### Your task
Leave out the pictures and return every entry exactly as it appears.

•••••

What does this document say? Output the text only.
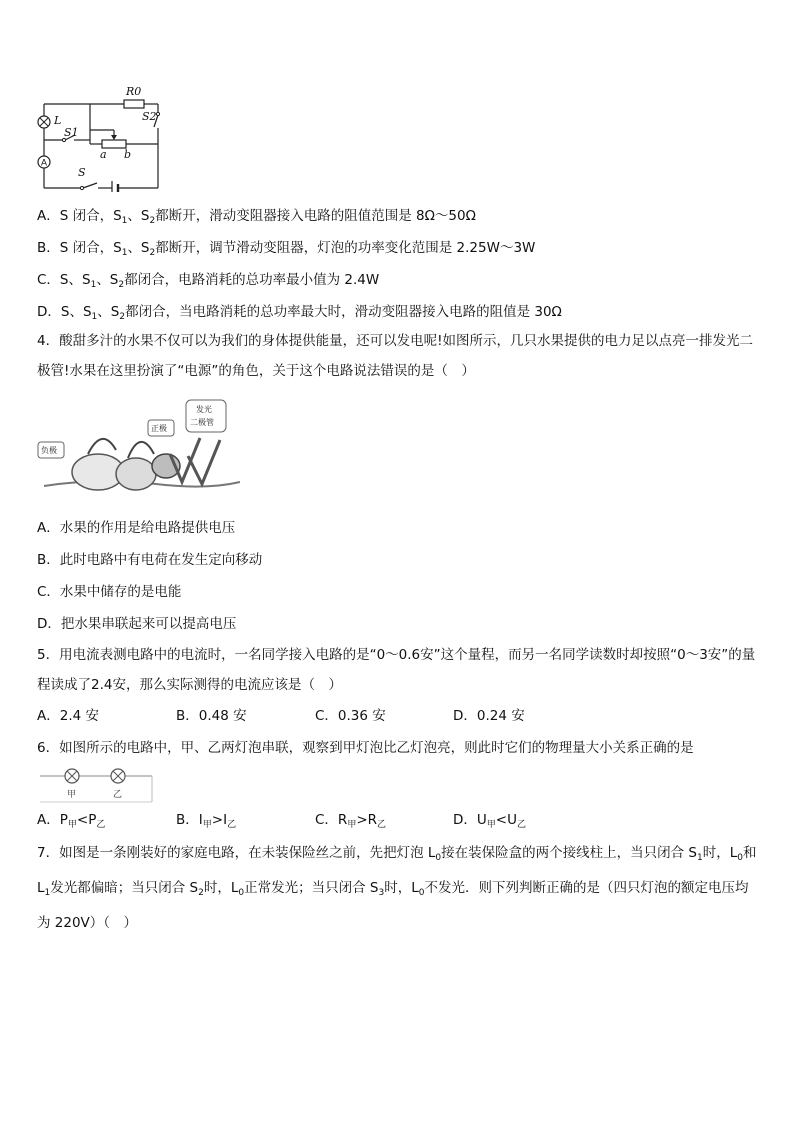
A
R0
S2
L
S1
a b
S
A．S 闭合，$S_1$、$S_2$都断开，滑动变阻器接入电路的阻值范围是 8Ω～50Ω
B．S 闭合，$S_1$、$S_2$都断开，调节滑动变阻器，灯泡的功率变化范围是 2.25W～3W
C．S、$S_1$、$S_2$都闭合，电路消耗的总功率最小值为 2.4W
D．S、$S_1$、$S_2$都闭合，当电路消耗的总功率最大时，滑动变阻器接入电路的阻值是 30Ω
4．酸甜多汁的水果不仅可以为我们的身体提供能量，还可以发电呢!如图所示，几只水果提供的电力足以点亮一排发光二极管!水果在这里扮演了“电源”的角色，关于这个电路说法错误的是（　）
负极
正极
发光
二极管
A．水果的作用是给电路提供电压
B．此时电路中有电荷在发生定向移动
C．水果中储存的是电能
D．把水果串联起来可以提高电压
5．用电流表测电路中的电流时，一名同学接入电路的是“0～0.6安”这个量程，而另一名同学读数时却按照“0～3安”的量程读成了2.4安，那么实际测得的电流应该是（　）
A．2.4 安	B．0.48 安	C．0.36 安	D．0.24 安
6．如图所示的电路中，甲、乙两灯泡串联，观察到甲灯泡比乙灯泡亮，则此时它们的物理量大小关系正确的是
甲	乙
A．$P_甲<P_乙$	B．$I_甲>I_乙$	C．$R_甲>R_乙$	D．$U_甲<U_乙$
7．如图是一条刚装好的家庭电路，在未装保险丝之前，先把灯泡 $L_0$接在装保险盒的两个接线柱上，当只闭合 $S_1$时，$L_0$和$L_1$发光都偏暗；当只闭合 $S_2$时，$L_0$正常发光；当只闭合 $S_3$时，$L_0$不发光．则下列判断正确的是（四只灯泡的额定电压均为 220V）（　）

•••••

### Result of this exercise
What does this document say? Output the text only.
A
R0
S2
L
S1
a b
S
A．S 闭合，$S_1$、$S_2$都断开，滑动变阻器接入电路的阻值范围是 8Ω～50Ω
B．S 闭合，$S_1$、$S_2$都断开，调节滑动变阻器，灯泡的功率变化范围是 2.25W～3W
C．S、$S_1$、$S_2$都闭合，电路消耗的总功率最小值为 2.4W
D．S、$S_1$、$S_2$都闭合，当电路消耗的总功率最大时，滑动变阻器接入电路的阻值是 30Ω
4．酸甜多汁的水果不仅可以为我们的身体提供能量，还可以发电呢!如图所示，几只水果提供的电力足以点亮一排发光二极管!水果在这里扮演了“电源”的角色，关于这个电路说法错误的是（　）
负极
正极
发光
二极管
A．水果的作用是给电路提供电压
B．此时电路中有电荷在发生定向移动
C．水果中储存的是电能
D．把水果串联起来可以提高电压
5．用电流表测电路中的电流时，一名同学接入电路的是“0～0.6安”这个量程，而另一名同学读数时却按照“0～3安”的量程读成了2.4安，那么实际测得的电流应该是（　）
A．2.4 安	B．0.48 安	C．0.36 安	D．0.24 安
6．如图所示的电路中，甲、乙两灯泡串联，观察到甲灯泡比乙灯泡亮，则此时它们的物理量大小关系正确的是
甲	乙
A．$P_甲<P_乙$	B．$I_甲>I_乙$	C．$R_甲>R_乙$	D．$U_甲<U_乙$
7．如图是一条刚装好的家庭电路，在未装保险丝之前，先把灯泡 $L_0$接在装保险盒的两个接线柱上，当只闭合 $S_1$时，$L_0$和$L_1$发光都偏暗；当只闭合 $S_2$时，$L_0$正常发光；当只闭合 $S_3$时，$L_0$不发光．则下列判断正确的是（四只灯泡的额定电压均为 220V）（　）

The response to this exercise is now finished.